**Exercise requirements:** Return the listing below exactly, with the pictures dropped.

**Recorded data:**
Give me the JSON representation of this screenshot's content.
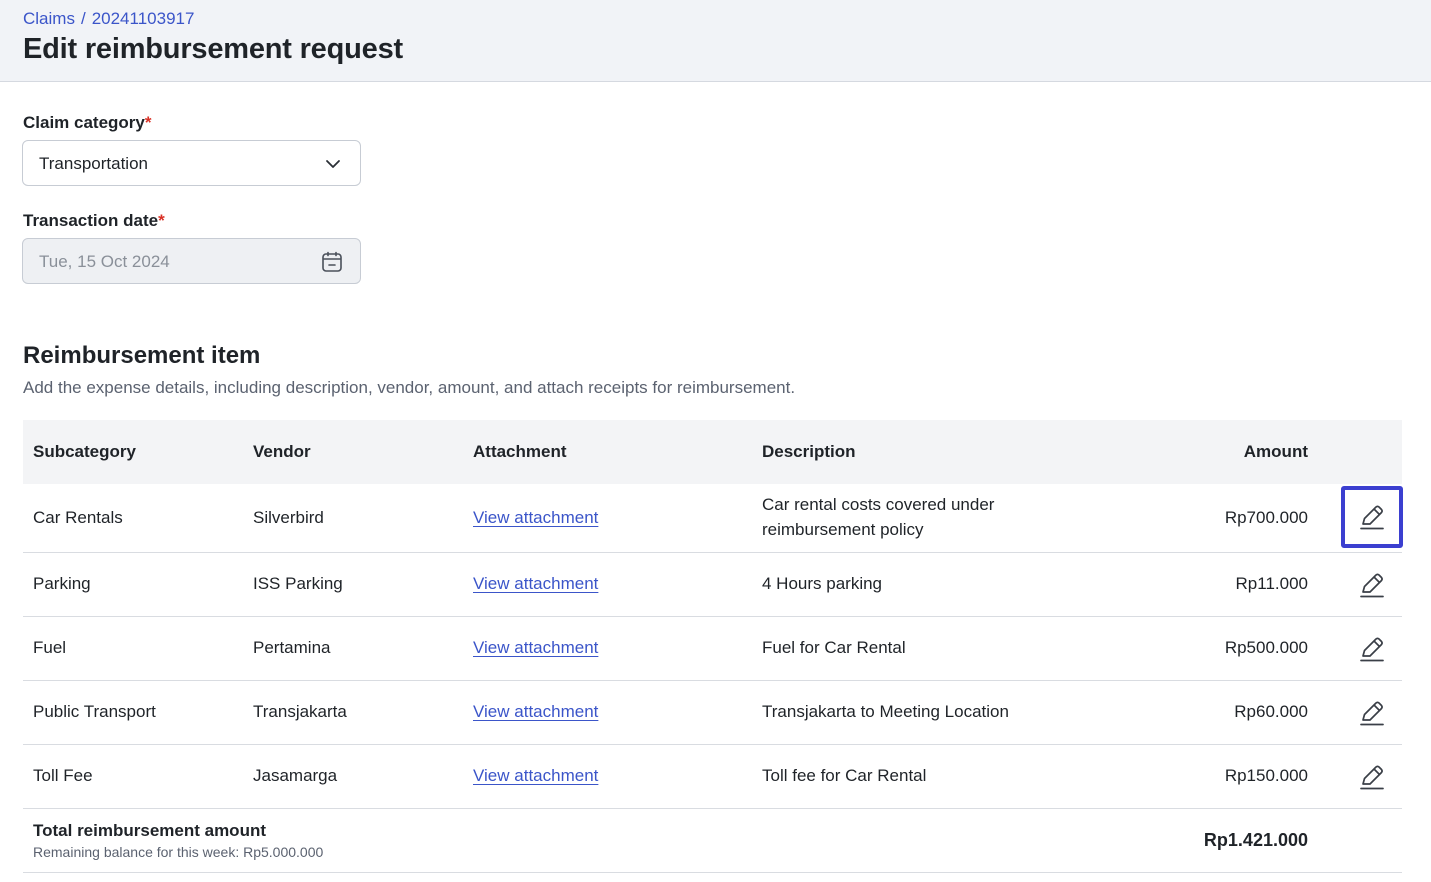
{
  "header": {
    "breadcrumb_root": "Claims",
    "breadcrumb_separator": "/",
    "breadcrumb_current": "20241103917",
    "title": "Edit reimbursement request"
  },
  "form": {
    "category_label": "Claim category",
    "category_value": "Transportation",
    "date_label": "Transaction date",
    "date_value": "Tue, 15 Oct 2024",
    "required_mark": "*"
  },
  "section": {
    "title": "Reimbursement item",
    "description": "Add the expense details, including description, vendor, amount, and attach receipts for reimbursement."
  },
  "table": {
    "columns": {
      "subcategory": "Subcategory",
      "vendor": "Vendor",
      "attachment": "Attachment",
      "description": "Description",
      "amount": "Amount"
    },
    "rows": [
      {
        "subcategory": "Car Rentals",
        "vendor": "Silverbird",
        "attachment": "View attachment",
        "description_line1": "Car rental costs covered under",
        "description_line2": "reimbursement policy",
        "amount": "Rp700.000"
      },
      {
        "subcategory": "Parking",
        "vendor": "ISS Parking",
        "attachment": "View attachment",
        "description": "4 Hours parking",
        "amount": "Rp11.000"
      },
      {
        "subcategory": "Fuel",
        "vendor": "Pertamina",
        "attachment": "View attachment",
        "description": "Fuel for Car Rental",
        "amount": "Rp500.000"
      },
      {
        "subcategory": "Public Transport",
        "vendor": "Transjakarta",
        "attachment": "View attachment",
        "description": "Transjakarta to Meeting Location",
        "amount": "Rp60.000"
      },
      {
        "subcategory": "Toll Fee",
        "vendor": "Jasamarga",
        "attachment": "View attachment",
        "description": "Toll fee for Car Rental",
        "amount": "Rp150.000"
      }
    ],
    "total_label": "Total reimbursement amount",
    "remaining_balance": "Remaining balance for this week: Rp5.000.000",
    "total_amount": "Rp1.421.000"
  },
  "icons": {
    "category_dropdown": "chevron-down-icon",
    "date_picker": "calendar-icon",
    "row_action": "pencil-icon"
  },
  "colors": {
    "accent": "#3b55c9",
    "focus": "#3b3fd0",
    "required": "#d93025",
    "header_bg": "#f1f3f7"
  }
}
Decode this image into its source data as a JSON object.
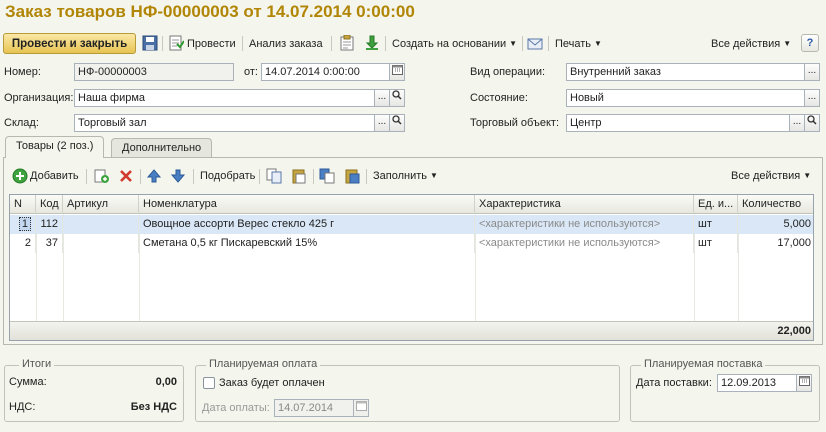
{
  "title": "Заказ товаров НФ-00000003 от 14.07.2014 0:00:00",
  "toolbar": {
    "post_close": "Провести и закрыть",
    "post": "Провести",
    "analysis": "Анализ заказа",
    "create_based": "Создать на основании",
    "print": "Печать",
    "all_actions": "Все действия",
    "help": "?"
  },
  "header": {
    "number_label": "Номер:",
    "number_value": "НФ-00000003",
    "date_label": "от:",
    "date_value": "14.07.2014  0:00:00",
    "org_label": "Организация:",
    "org_value": "Наша фирма",
    "warehouse_label": "Склад:",
    "warehouse_value": "Торговый зал",
    "operation_label": "Вид операции:",
    "operation_value": "Внутренний заказ",
    "state_label": "Состояние:",
    "state_value": "Новый",
    "trade_object_label": "Торговый объект:",
    "trade_object_value": "Центр"
  },
  "tabs": [
    {
      "label": "Товары (2 поз.)",
      "active": true
    },
    {
      "label": "Дополнительно",
      "active": false
    }
  ],
  "table_toolbar": {
    "add": "Добавить",
    "pick": "Подобрать",
    "fill": "Заполнить",
    "all_actions": "Все действия"
  },
  "table": {
    "columns": [
      "N",
      "Код",
      "Артикул",
      "Номенклатура",
      "Характеристика",
      "Ед. и...",
      "Количество"
    ],
    "rows": [
      {
        "n": "1",
        "code": "112",
        "article": "",
        "name": "Овощное ассорти Верес стекло 425 г",
        "char": "<характеристики не используются>",
        "unit": "шт",
        "qty": "5,000"
      },
      {
        "n": "2",
        "code": "37",
        "article": "",
        "name": "Сметана 0,5 кг  Пискаревский 15%",
        "char": "<характеристики не используются>",
        "unit": "шт",
        "qty": "17,000"
      }
    ],
    "total_qty": "22,000"
  },
  "totals": {
    "legend": "Итоги",
    "sum_label": "Сумма:",
    "sum_value": "0,00",
    "vat_label": "НДС:",
    "vat_value": "Без НДС"
  },
  "payment": {
    "legend": "Планируемая оплата",
    "checkbox_label": "Заказ будет оплачен",
    "date_label": "Дата оплаты:",
    "date_value": "14.07.2014"
  },
  "delivery": {
    "legend": "Планируемая поставка",
    "date_label": "Дата поставки:",
    "date_value": "12.09.2013"
  },
  "colors": {
    "title": "#b18505",
    "primary_button": "#e7c352",
    "selected_row": "#d9e7f6"
  }
}
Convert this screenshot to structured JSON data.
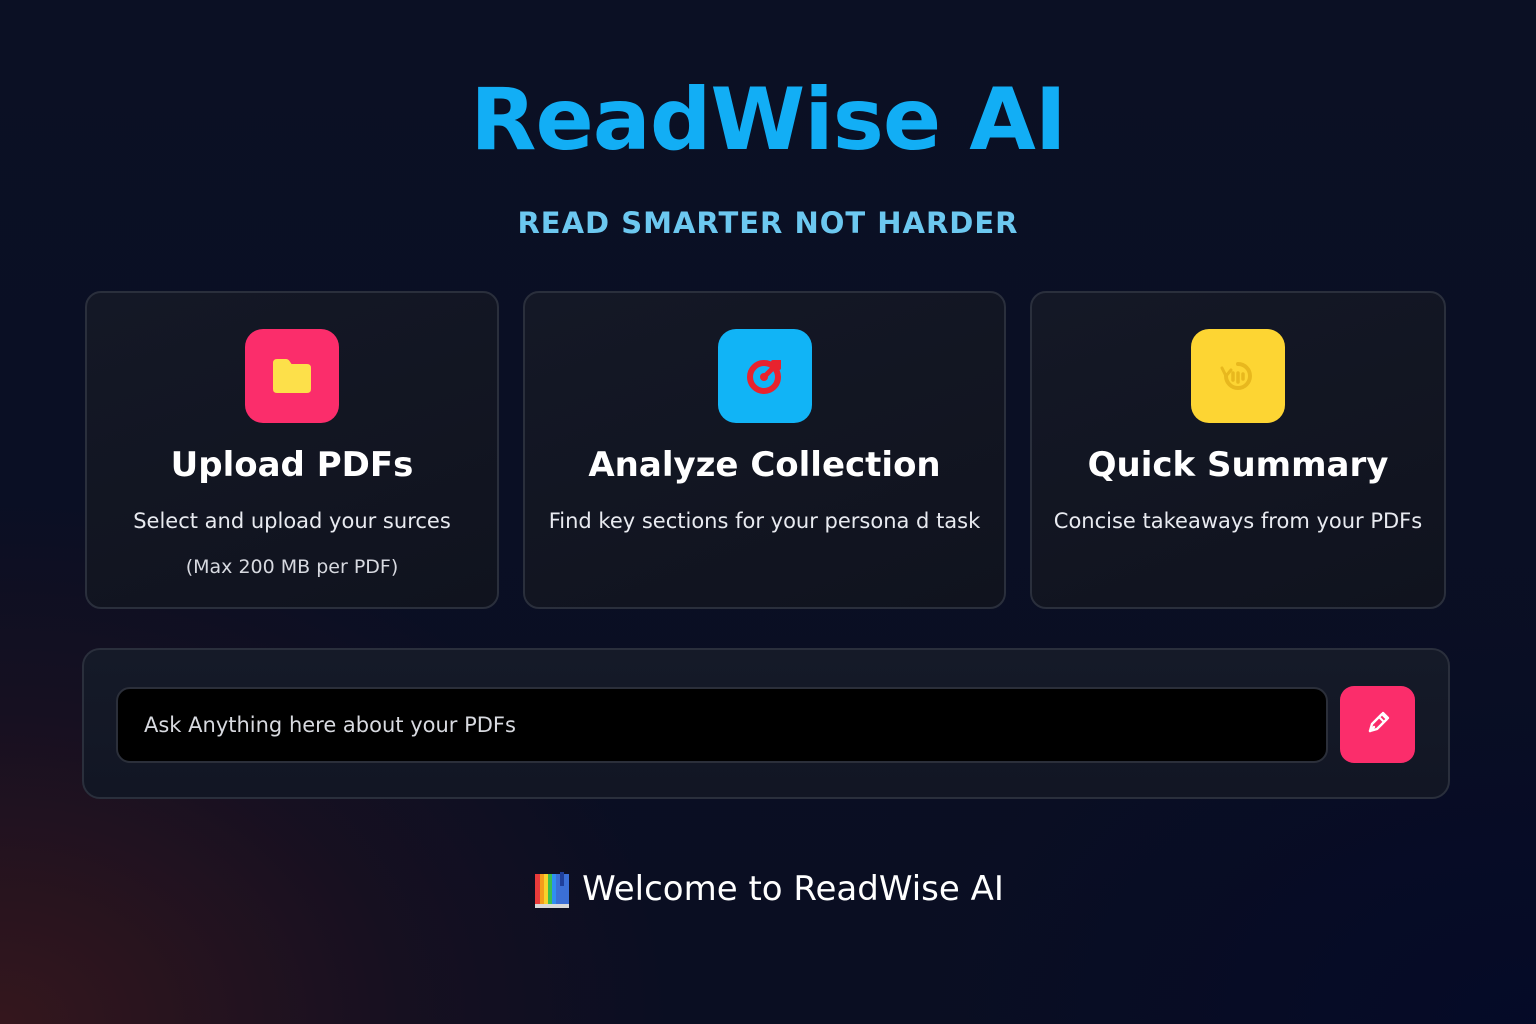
{
  "header": {
    "title": "ReadWise AI",
    "tagline": "READ SMARTER NOT HARDER"
  },
  "features": [
    {
      "icon": "folder-icon",
      "title": "Upload PDFs",
      "description": "Select and upload your surces",
      "note": "(Max 200 MB per PDF)"
    },
    {
      "icon": "target-icon",
      "title": "Analyze Collection",
      "description": "Find key sections for your persona d task"
    },
    {
      "icon": "summary-icon",
      "title": "Quick Summary",
      "description": "Concise takeaways from your PDFs"
    }
  ],
  "ask": {
    "placeholder": "Ask Anything here about your PDFs",
    "value": "",
    "send_icon": "pen-icon"
  },
  "welcome": {
    "icon": "book-icon",
    "text": "Welcome to ReadWise AI"
  },
  "colors": {
    "brand": "#12aef5",
    "tagline": "#6cc8f0",
    "pink": "#fb2d6b",
    "blue": "#11b4f6",
    "yellow": "#fdd533"
  }
}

**Correct response:**
Give me the JSON representation of this screenshot's content.
{
  "header": {
    "breadcrumb_root": "Claims",
    "breadcrumb_separator": "/",
    "breadcrumb_current": "20241103917",
    "title": "Edit reimbursement request"
  },
  "form": {
    "category_label": "Claim category",
    "category_value": "Transportation",
    "date_label": "Transaction date",
    "date_value": "Tue, 15 Oct 2024",
    "required_mark": "*"
  },
  "section": {
    "title": "Reimbursement item",
    "description": "Add the expense details, including description, vendor, amount, and attach receipts for reimbursement."
  },
  "table": {
    "columns": {
      "subcategory": "Subcategory",
      "vendor": "Vendor",
      "attachment": "Attachment",
      "description": "Description",
      "amount": "Amount"
    },
    "rows": [
      {
        "subcategory": "Car Rentals",
        "vendor": "Silverbird",
        "attachment": "View attachment",
        "description_line1": "Car rental costs covered under",
        "description_line2": "reimbursement policy",
        "amount": "Rp700.000"
      },
      {
        "subcategory": "Parking",
        "vendor": "ISS Parking",
        "attachment": "View attachment",
        "description": "4 Hours parking",
        "amount": "Rp11.000"
      },
      {
        "subcategory": "Fuel",
        "vendor": "Pertamina",
        "attachment": "View attachment",
        "description": "Fuel for Car Rental",
        "amount": "Rp500.000"
      },
      {
        "subcategory": "Public Transport",
        "vendor": "Transjakarta",
        "attachment": "View attachment",
        "description": "Transjakarta to Meeting Location",
        "amount": "Rp60.000"
      },
      {
        "subcategory": "Toll Fee",
        "vendor": "Jasamarga",
        "attachment": "View attachment",
        "description": "Toll fee for Car Rental",
        "amount": "Rp150.000"
      }
    ],
    "total_label": "Total reimbursement amount",
    "remaining_balance": "Remaining balance for this week: Rp5.000.000",
    "total_amount": "Rp1.421.000"
  },
  "icons": {
    "category_dropdown": "chevron-down-icon",
    "date_picker": "calendar-icon",
    "row_action": "pencil-icon"
  },
  "colors": {
    "accent": "#3b55c9",
    "focus": "#3b3fd0",
    "required": "#d93025",
    "header_bg": "#f1f3f7"
  }
}
Decode this image into its source data as a JSON object.
{
  "title": "Заказ товаров НФ-00000003 от 14.07.2014 0:00:00",
  "toolbar": {
    "post_close": "Провести и закрыть",
    "post": "Провести",
    "analysis": "Анализ заказа",
    "create_based": "Создать на основании",
    "print": "Печать",
    "all_actions": "Все действия",
    "help": "?"
  },
  "header": {
    "number_label": "Номер:",
    "number_value": "НФ-00000003",
    "date_label": "от:",
    "date_value": "14.07.2014  0:00:00",
    "org_label": "Организация:",
    "org_value": "Наша фирма",
    "warehouse_label": "Склад:",
    "warehouse_value": "Торговый зал",
    "operation_label": "Вид операции:",
    "operation_value": "Внутренний заказ",
    "state_label": "Состояние:",
    "state_value": "Новый",
    "trade_object_label": "Торговый объект:",
    "trade_object_value": "Центр"
  },
  "tabs": [
    {
      "label": "Товары (2 поз.)",
      "active": true
    },
    {
      "label": "Дополнительно",
      "active": false
    }
  ],
  "table_toolbar": {
    "add": "Добавить",
    "pick": "Подобрать",
    "fill": "Заполнить",
    "all_actions": "Все действия"
  },
  "table": {
    "columns": [
      "N",
      "Код",
      "Артикул",
      "Номенклатура",
      "Характеристика",
      "Ед. и...",
      "Количество"
    ],
    "rows": [
      {
        "n": "1",
        "code": "112",
        "article": "",
        "name": "Овощное ассорти Верес стекло 425 г",
        "char": "<характеристики не используются>",
        "unit": "шт",
        "qty": "5,000"
      },
      {
        "n": "2",
        "code": "37",
        "article": "",
        "name": "Сметана 0,5 кг  Пискаревский 15%",
        "char": "<характеристики не используются>",
        "unit": "шт",
        "qty": "17,000"
      }
    ],
    "total_qty": "22,000"
  },
  "totals": {
    "legend": "Итоги",
    "sum_label": "Сумма:",
    "sum_value": "0,00",
    "vat_label": "НДС:",
    "vat_value": "Без НДС"
  },
  "payment": {
    "legend": "Планируемая оплата",
    "checkbox_label": "Заказ будет оплачен",
    "date_label": "Дата оплаты:",
    "date_value": "14.07.2014"
  },
  "delivery": {
    "legend": "Планируемая поставка",
    "date_label": "Дата поставки:",
    "date_value": "12.09.2013"
  },
  "colors": {
    "title": "#b18505",
    "primary_button": "#e7c352",
    "selected_row": "#d9e7f6"
  }
}
Convert this screenshot to structured JSON data.
{
  "header": {
    "title": "ReadWise AI",
    "tagline": "READ SMARTER NOT HARDER"
  },
  "features": [
    {
      "icon": "folder-icon",
      "title": "Upload PDFs",
      "description": "Select and upload your surces",
      "note": "(Max 200 MB per PDF)"
    },
    {
      "icon": "target-icon",
      "title": "Analyze Collection",
      "description": "Find key sections for your persona d task"
    },
    {
      "icon": "summary-icon",
      "title": "Quick Summary",
      "description": "Concise takeaways from your PDFs"
    }
  ],
  "ask": {
    "placeholder": "Ask Anything here about your PDFs",
    "value": "",
    "send_icon": "pen-icon"
  },
  "welcome": {
    "icon": "book-icon",
    "text": "Welcome to ReadWise AI"
  },
  "colors": {
    "brand": "#12aef5",
    "tagline": "#6cc8f0",
    "pink": "#fb2d6b",
    "blue": "#11b4f6",
    "yellow": "#fdd533"
  }
}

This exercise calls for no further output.